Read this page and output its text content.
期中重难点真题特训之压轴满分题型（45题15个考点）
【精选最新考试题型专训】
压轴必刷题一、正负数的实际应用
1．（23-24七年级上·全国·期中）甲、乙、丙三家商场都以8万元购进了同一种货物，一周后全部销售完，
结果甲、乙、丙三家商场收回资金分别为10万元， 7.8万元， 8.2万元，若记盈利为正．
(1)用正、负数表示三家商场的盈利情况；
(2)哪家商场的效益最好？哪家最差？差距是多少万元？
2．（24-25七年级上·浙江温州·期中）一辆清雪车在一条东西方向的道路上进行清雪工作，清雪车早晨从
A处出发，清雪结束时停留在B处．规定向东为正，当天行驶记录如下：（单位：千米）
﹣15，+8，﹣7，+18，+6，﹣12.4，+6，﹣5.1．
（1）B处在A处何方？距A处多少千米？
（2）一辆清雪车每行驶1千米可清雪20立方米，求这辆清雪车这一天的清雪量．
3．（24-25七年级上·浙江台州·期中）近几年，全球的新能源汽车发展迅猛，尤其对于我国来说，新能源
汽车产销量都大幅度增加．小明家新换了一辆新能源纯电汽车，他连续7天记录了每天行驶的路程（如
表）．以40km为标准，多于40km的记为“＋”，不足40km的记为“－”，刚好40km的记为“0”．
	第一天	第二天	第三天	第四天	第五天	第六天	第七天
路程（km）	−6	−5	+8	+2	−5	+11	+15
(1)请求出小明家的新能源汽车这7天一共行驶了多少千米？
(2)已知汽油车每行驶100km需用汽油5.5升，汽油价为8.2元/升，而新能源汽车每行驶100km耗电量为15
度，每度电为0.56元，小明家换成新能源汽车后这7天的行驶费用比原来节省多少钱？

####

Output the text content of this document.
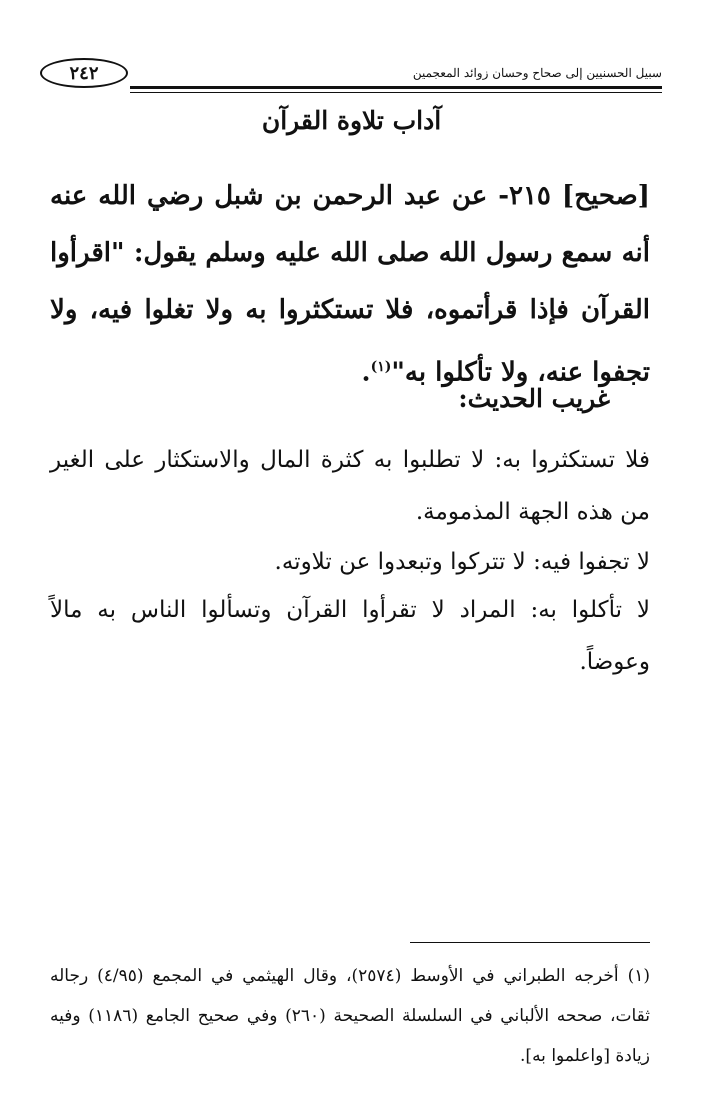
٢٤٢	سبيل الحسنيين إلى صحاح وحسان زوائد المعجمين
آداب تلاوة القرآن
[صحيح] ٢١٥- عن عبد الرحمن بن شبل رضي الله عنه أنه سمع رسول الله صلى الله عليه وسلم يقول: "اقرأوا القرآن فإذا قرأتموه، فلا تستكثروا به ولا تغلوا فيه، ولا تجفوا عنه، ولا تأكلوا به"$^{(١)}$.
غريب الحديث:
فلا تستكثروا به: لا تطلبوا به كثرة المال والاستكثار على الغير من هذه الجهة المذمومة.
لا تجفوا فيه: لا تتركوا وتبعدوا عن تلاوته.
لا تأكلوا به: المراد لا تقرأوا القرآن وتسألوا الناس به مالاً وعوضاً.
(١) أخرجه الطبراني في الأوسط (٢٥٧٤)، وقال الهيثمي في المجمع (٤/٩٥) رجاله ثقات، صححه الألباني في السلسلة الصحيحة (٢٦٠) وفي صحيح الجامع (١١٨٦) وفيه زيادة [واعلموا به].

####

● Request:
Pull out every line holding "تأكلوا" from the records above, and copy it.

● Answer:
[صحيح] ٢١٥- عن عبد الرحمن بن شبل رضي الله عنه أنه سمع رسول الله صلى الله عليه وسلم يقول: "اقرأوا القرآن فإذا قرأتموه، فلا تستكثروا به ولا تغلوا فيه، ولا تجفوا عنه، ولا تأكلوا به"$^{(١)}$.
لا تأكلوا به: المراد لا تقرأوا القرآن وتسألوا الناس به مالاً وعوضاً.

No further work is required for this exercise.